== Short task ==
Copy the entries below word for word, from the first line through the line that contains "bars-tag: 87 bars, 609d bbox=[320, 428, 386, 441]", including that line.

Part of a data file:
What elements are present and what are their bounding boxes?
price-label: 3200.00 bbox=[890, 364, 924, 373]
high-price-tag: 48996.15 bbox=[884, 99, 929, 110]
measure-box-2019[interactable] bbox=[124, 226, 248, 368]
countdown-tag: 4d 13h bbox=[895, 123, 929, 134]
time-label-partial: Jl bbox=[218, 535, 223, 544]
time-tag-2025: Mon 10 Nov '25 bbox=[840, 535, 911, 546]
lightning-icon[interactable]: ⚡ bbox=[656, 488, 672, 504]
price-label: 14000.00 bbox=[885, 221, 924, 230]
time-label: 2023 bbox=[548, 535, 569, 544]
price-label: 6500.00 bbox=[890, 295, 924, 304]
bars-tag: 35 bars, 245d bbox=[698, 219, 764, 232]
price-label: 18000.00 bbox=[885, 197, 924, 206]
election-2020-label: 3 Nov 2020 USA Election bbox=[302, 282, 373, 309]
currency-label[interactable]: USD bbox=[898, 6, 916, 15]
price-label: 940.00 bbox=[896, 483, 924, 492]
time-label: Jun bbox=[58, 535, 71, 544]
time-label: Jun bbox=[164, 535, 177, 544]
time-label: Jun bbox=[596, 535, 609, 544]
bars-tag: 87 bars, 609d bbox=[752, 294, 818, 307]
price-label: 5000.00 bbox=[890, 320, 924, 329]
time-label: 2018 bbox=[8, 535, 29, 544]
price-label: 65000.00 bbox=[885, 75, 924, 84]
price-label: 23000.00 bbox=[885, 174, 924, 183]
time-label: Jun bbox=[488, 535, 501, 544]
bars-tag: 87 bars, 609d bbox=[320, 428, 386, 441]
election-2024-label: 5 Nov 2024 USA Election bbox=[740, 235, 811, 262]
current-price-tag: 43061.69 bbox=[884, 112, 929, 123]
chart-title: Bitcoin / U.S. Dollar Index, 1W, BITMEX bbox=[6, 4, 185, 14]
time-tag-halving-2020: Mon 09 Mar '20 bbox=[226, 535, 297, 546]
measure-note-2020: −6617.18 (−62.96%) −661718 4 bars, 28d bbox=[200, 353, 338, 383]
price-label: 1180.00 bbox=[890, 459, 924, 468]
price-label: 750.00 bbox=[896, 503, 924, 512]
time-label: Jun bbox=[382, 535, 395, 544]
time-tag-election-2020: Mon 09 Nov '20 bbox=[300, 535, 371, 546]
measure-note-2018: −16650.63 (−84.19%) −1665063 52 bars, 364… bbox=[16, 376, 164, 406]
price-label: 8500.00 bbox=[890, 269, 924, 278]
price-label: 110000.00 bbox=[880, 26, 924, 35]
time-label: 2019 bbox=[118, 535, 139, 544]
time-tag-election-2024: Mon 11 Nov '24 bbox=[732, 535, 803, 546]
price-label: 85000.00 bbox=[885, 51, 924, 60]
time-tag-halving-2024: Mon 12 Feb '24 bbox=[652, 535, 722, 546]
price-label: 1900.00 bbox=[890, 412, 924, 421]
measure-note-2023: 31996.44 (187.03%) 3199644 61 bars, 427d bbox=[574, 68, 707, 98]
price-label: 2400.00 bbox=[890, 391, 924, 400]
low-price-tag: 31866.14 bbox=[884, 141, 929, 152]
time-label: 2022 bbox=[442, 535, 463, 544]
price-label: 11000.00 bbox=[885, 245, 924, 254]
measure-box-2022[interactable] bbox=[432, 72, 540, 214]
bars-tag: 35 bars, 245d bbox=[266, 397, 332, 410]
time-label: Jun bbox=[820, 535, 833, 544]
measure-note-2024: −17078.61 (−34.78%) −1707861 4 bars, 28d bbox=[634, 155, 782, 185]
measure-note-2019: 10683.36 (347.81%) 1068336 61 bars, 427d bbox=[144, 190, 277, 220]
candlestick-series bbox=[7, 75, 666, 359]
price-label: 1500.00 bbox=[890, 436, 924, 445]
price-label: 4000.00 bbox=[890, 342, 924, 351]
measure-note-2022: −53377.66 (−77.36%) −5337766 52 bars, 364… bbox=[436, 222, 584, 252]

== Complete answer ==
What elements are present and what are their bounding boxes?
price-label: 3200.00 bbox=[890, 364, 924, 373]
high-price-tag: 48996.15 bbox=[884, 99, 929, 110]
measure-box-2019[interactable] bbox=[124, 226, 248, 368]
countdown-tag: 4d 13h bbox=[895, 123, 929, 134]
time-label-partial: Jl bbox=[218, 535, 223, 544]
time-tag-2025: Mon 10 Nov '25 bbox=[840, 535, 911, 546]
lightning-icon[interactable]: ⚡ bbox=[656, 488, 672, 504]
price-label: 14000.00 bbox=[885, 221, 924, 230]
time-label: 2023 bbox=[548, 535, 569, 544]
price-label: 6500.00 bbox=[890, 295, 924, 304]
bars-tag: 35 bars, 245d bbox=[698, 219, 764, 232]
price-label: 18000.00 bbox=[885, 197, 924, 206]
election-2020-label: 3 Nov 2020 USA Election bbox=[302, 282, 373, 309]
currency-label[interactable]: USD bbox=[898, 6, 916, 15]
price-label: 940.00 bbox=[896, 483, 924, 492]
time-label: Jun bbox=[58, 535, 71, 544]
time-label: Jun bbox=[164, 535, 177, 544]
time-label: Jun bbox=[596, 535, 609, 544]
bars-tag: 87 bars, 609d bbox=[752, 294, 818, 307]
price-label: 5000.00 bbox=[890, 320, 924, 329]
time-label: 2018 bbox=[8, 535, 29, 544]
price-label: 65000.00 bbox=[885, 75, 924, 84]
price-label: 23000.00 bbox=[885, 174, 924, 183]
time-label: Jun bbox=[488, 535, 501, 544]
bars-tag: 87 bars, 609d bbox=[320, 428, 386, 441]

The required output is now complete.